*Task objective*. Examine the records and identify each line that includes the string "Osmania". Copy those lines.
'''
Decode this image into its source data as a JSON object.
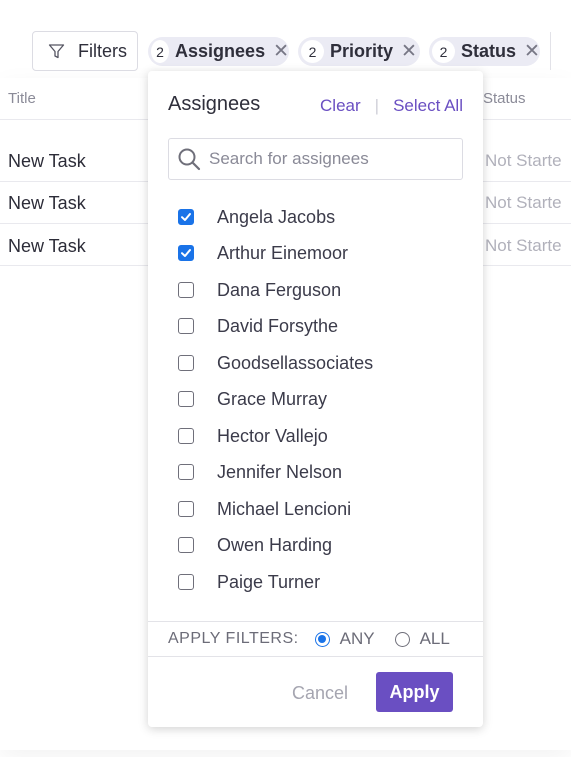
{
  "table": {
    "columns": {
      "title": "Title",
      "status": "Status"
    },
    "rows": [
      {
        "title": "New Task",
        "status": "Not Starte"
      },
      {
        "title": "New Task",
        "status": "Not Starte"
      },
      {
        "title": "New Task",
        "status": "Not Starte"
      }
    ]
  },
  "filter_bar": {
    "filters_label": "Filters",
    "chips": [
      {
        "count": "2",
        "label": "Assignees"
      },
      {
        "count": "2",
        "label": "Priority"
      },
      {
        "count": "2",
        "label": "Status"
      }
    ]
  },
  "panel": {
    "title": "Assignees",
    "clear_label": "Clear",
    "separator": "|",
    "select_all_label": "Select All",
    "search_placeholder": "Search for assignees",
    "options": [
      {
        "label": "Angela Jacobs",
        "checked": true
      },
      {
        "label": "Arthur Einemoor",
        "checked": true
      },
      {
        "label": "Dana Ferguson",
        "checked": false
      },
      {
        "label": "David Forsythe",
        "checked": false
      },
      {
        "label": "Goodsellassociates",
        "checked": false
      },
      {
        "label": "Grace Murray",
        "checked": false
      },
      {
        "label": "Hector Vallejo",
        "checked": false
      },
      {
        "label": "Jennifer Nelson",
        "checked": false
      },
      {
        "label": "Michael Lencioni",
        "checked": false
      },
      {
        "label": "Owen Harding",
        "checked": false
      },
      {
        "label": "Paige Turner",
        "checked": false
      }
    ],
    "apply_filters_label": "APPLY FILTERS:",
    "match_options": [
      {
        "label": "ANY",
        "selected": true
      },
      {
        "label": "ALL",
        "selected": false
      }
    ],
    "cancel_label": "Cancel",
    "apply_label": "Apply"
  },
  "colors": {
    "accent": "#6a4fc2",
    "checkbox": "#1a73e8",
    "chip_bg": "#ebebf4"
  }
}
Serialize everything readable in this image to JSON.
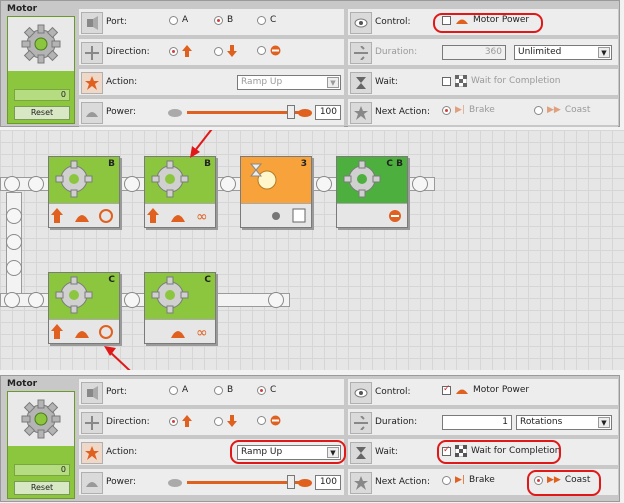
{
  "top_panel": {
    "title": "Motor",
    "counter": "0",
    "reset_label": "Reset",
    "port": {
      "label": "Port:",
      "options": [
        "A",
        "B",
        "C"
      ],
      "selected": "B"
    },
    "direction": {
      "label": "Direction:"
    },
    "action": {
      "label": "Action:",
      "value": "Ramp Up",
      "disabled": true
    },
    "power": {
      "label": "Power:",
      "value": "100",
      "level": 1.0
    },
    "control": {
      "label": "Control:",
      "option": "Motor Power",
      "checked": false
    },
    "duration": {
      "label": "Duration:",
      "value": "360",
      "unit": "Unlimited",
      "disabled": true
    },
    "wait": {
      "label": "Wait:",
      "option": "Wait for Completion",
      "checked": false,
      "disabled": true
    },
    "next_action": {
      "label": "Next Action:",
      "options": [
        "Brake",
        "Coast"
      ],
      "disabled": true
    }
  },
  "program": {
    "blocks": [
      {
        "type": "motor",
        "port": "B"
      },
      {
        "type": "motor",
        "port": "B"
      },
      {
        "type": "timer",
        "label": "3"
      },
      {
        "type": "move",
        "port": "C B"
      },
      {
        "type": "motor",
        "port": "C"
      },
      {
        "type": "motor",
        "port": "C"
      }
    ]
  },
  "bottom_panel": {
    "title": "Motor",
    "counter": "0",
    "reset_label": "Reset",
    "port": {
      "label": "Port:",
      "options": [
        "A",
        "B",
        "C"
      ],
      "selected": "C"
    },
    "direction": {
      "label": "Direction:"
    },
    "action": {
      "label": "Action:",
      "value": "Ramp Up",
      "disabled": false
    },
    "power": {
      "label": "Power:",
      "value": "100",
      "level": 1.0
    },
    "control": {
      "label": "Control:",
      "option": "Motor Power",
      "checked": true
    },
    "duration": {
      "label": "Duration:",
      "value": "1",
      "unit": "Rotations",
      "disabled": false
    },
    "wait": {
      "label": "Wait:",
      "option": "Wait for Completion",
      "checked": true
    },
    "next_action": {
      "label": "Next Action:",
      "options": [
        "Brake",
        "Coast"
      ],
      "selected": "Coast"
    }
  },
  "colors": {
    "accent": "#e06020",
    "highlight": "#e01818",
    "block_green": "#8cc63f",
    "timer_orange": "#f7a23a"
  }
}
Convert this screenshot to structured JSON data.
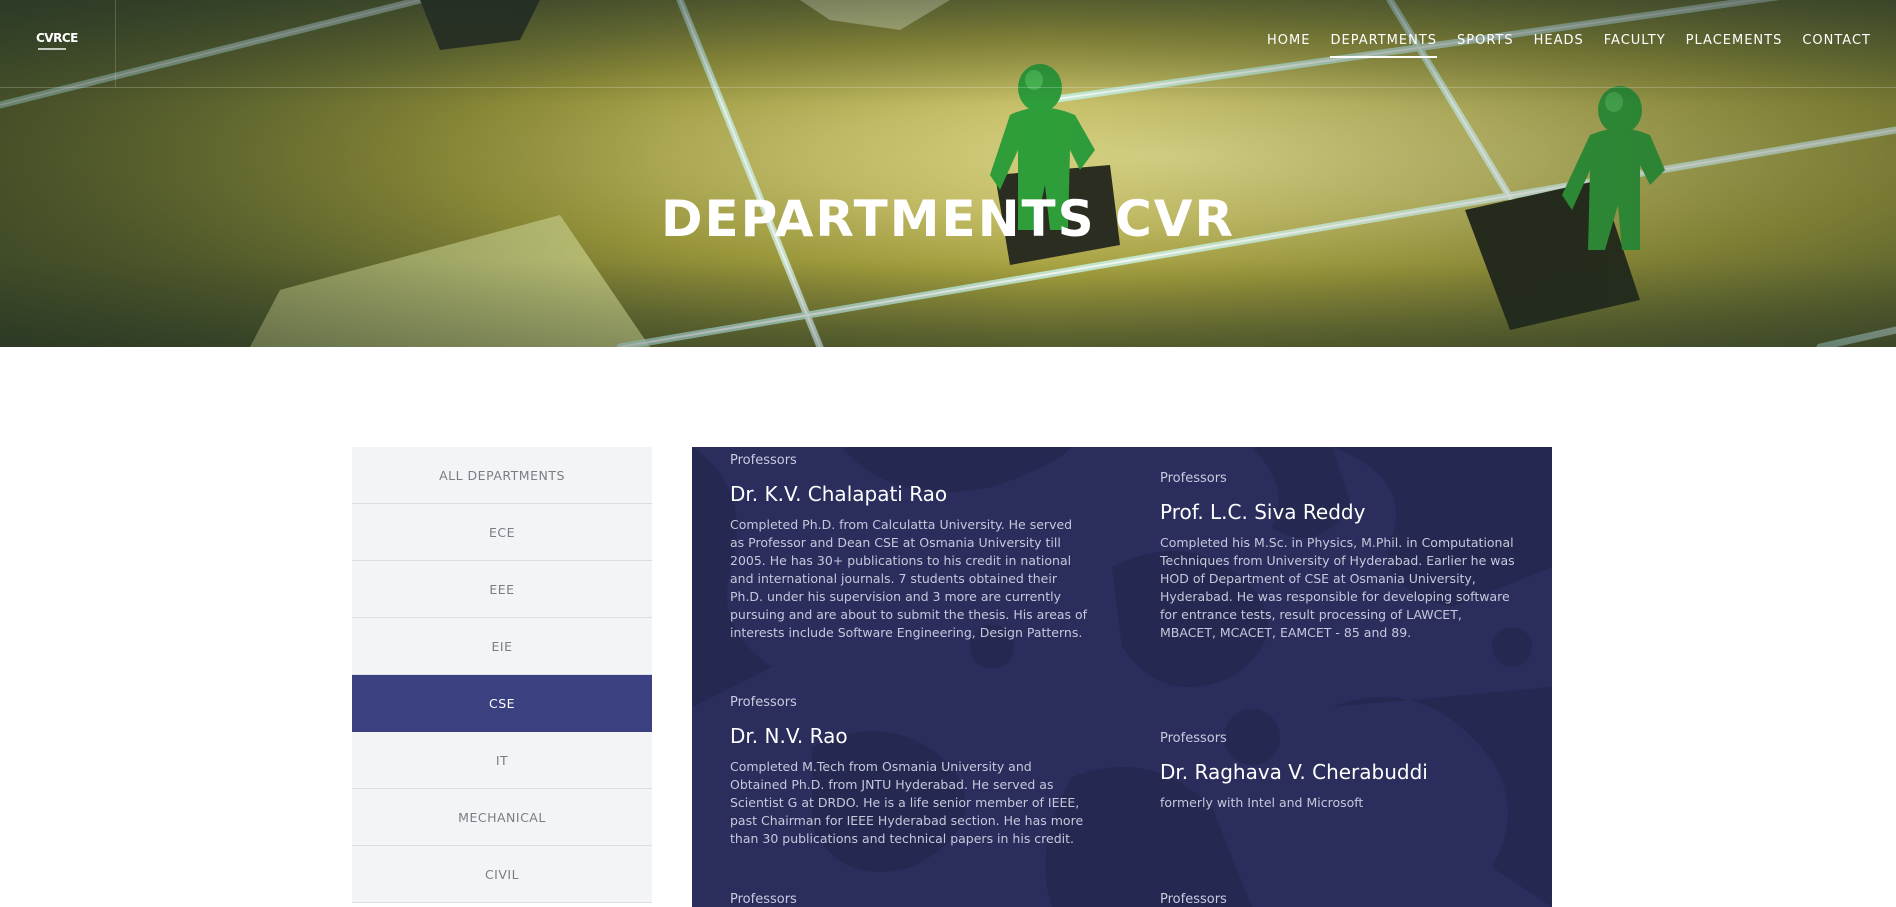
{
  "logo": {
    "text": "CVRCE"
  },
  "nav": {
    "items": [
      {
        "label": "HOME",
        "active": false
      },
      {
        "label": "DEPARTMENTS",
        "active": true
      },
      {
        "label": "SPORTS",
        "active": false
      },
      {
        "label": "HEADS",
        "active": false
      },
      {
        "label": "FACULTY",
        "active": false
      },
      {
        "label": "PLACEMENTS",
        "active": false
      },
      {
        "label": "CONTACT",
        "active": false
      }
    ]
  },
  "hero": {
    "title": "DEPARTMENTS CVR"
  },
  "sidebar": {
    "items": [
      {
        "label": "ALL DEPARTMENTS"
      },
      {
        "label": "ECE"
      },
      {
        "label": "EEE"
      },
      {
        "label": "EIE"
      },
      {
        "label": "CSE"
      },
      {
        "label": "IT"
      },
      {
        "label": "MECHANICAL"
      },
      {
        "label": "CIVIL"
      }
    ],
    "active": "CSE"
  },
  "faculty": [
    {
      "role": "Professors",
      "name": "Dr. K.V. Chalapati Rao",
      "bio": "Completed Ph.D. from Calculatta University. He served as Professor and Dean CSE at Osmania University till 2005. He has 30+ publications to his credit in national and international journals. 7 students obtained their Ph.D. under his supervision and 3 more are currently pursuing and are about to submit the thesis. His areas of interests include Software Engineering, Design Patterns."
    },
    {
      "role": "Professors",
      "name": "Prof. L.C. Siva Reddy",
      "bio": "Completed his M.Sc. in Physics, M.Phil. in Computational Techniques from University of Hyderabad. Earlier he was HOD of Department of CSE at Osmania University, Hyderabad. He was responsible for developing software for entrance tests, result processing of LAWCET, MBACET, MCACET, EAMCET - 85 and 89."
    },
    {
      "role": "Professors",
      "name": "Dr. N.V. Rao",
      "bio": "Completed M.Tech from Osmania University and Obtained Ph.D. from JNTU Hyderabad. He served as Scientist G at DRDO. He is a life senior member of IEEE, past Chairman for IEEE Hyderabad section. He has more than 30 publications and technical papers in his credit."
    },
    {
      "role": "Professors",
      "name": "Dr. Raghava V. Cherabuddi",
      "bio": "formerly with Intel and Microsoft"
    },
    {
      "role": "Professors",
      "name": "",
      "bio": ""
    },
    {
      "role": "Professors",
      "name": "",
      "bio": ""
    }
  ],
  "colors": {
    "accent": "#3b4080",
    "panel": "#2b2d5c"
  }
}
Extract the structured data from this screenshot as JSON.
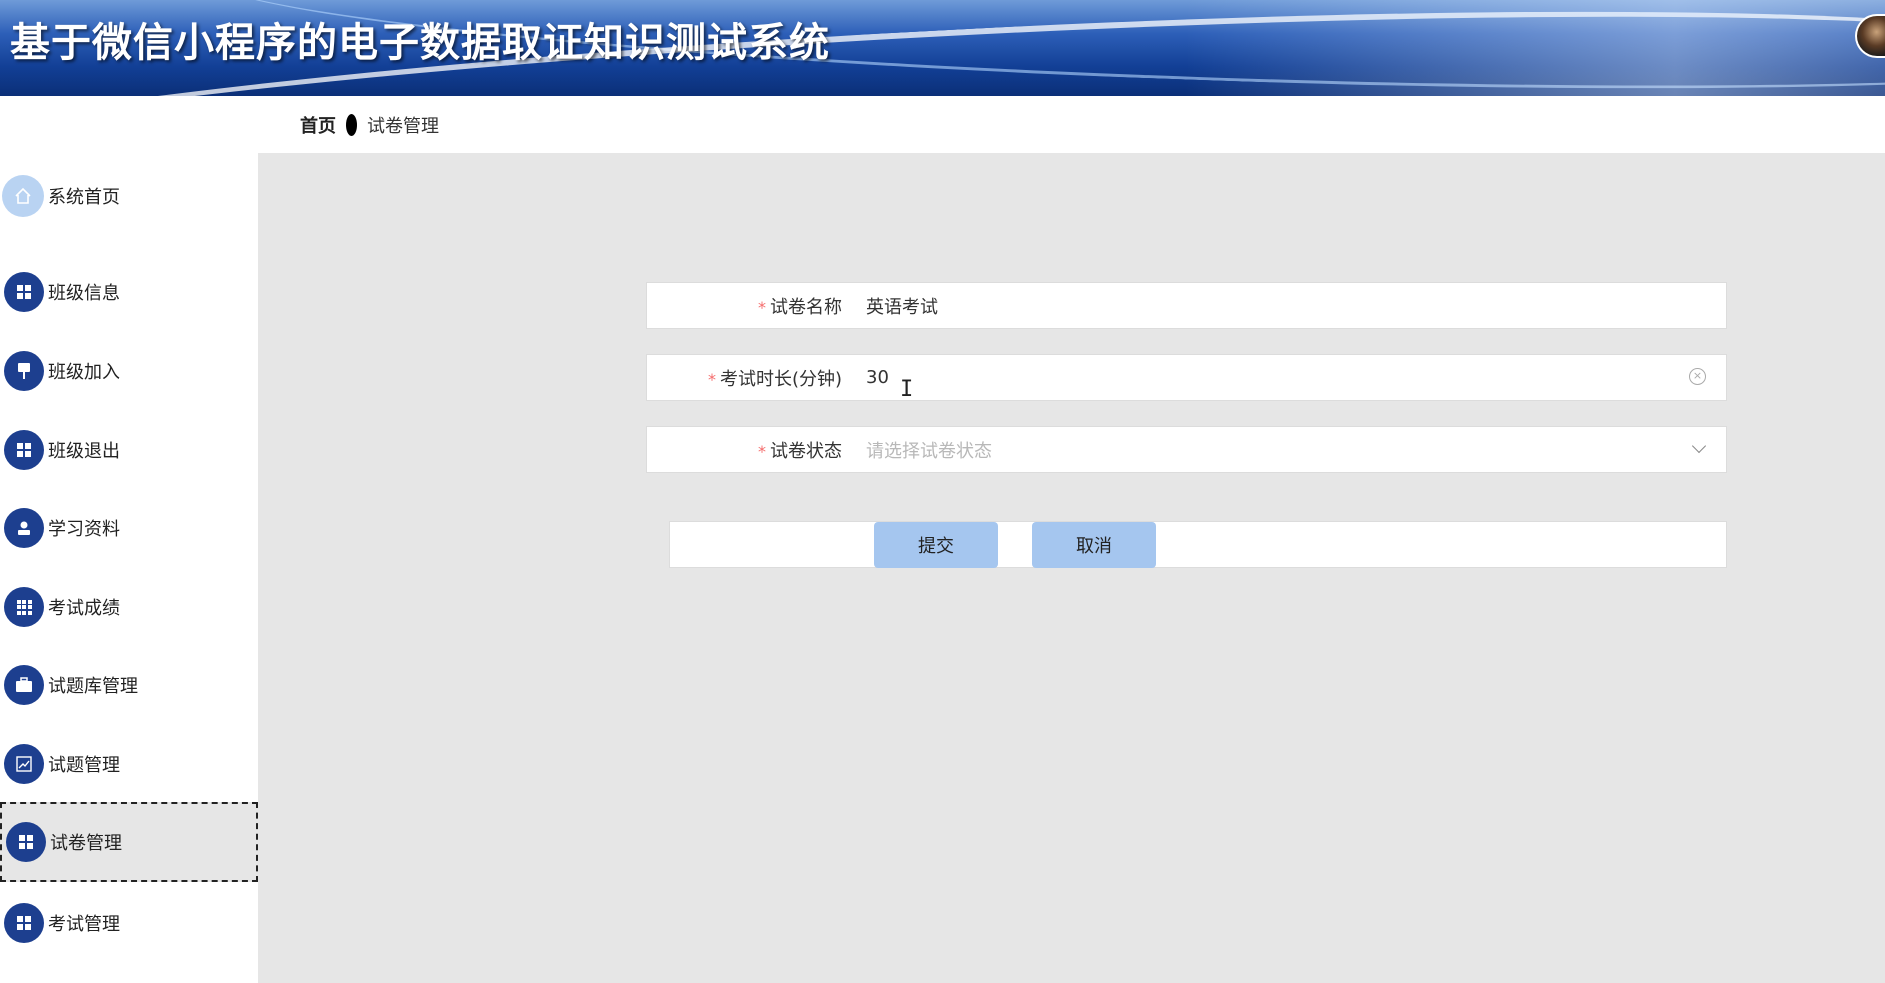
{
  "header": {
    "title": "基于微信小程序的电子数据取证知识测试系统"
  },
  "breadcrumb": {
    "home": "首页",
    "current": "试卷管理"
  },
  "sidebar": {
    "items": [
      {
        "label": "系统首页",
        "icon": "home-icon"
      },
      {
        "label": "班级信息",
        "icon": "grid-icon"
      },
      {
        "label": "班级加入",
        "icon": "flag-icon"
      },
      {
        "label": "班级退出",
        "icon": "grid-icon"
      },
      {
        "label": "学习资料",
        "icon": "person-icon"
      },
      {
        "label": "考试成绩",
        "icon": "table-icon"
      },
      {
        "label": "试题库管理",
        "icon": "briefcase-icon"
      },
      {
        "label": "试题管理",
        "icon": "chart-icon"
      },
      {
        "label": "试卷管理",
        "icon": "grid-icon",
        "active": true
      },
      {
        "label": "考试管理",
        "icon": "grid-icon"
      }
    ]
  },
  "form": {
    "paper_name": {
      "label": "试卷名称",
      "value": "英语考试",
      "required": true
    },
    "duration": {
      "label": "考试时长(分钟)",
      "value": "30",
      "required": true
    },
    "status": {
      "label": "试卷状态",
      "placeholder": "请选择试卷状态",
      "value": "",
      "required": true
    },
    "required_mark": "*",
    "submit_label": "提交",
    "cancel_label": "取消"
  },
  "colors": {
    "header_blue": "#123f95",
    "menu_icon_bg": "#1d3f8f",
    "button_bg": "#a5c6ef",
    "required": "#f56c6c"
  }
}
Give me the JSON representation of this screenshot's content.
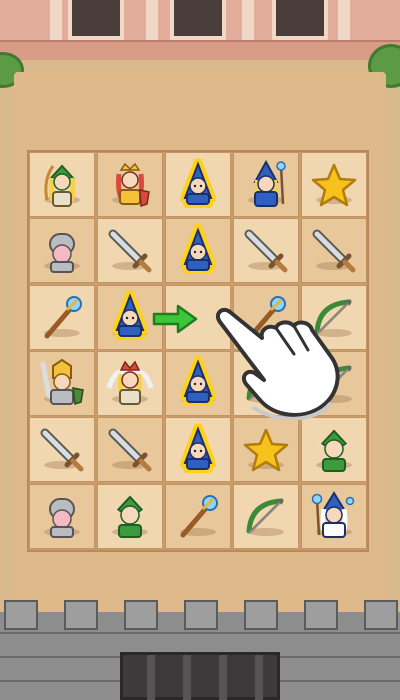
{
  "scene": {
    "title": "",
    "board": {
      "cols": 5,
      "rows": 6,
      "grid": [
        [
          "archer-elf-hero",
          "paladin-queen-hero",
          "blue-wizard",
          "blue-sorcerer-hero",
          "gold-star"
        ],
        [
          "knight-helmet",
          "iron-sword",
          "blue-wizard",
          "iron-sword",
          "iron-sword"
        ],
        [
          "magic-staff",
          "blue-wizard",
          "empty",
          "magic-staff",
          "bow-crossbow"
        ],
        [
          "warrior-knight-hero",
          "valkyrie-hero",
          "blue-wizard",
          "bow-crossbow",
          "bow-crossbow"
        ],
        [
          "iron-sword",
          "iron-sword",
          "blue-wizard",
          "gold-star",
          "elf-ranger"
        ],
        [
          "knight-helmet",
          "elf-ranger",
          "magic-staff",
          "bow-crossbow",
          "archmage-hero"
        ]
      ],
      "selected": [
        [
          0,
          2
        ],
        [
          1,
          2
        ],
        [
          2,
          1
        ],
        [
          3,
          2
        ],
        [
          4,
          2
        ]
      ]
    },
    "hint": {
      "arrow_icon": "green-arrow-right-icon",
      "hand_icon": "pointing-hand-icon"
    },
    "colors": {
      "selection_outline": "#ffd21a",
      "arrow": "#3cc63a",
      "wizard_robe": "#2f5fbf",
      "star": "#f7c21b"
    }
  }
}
'''
*Full response*.
      "bio": "Completed Ph.D. from Calculatta University. He served as Professor and Dean CSE at Osmania University till 2005. He has 30+ publications to his credit in national and international journals. 7 students obtained their Ph.D. under his supervision and 3 more are currently pursuing and are about to submit the thesis. His areas of interests include Software Engineering, Design Patterns."
      "bio": "Completed his M.Sc. in Physics, M.Phil. in Computational Techniques from University of Hyderabad. Earlier he was HOD of Department of CSE at Osmania University, Hyderabad. He was responsible for developing software for entrance tests, result processing of LAWCET, MBACET, MCACET, EAMCET - 85 and 89."
      "bio": "Completed M.Tech from Osmania University and Obtained Ph.D. from JNTU Hyderabad. He served as Scientist G at DRDO. He is a life senior member of IEEE, past Chairman for IEEE Hyderabad section. He has more than 30 publications and technical papers in his credit."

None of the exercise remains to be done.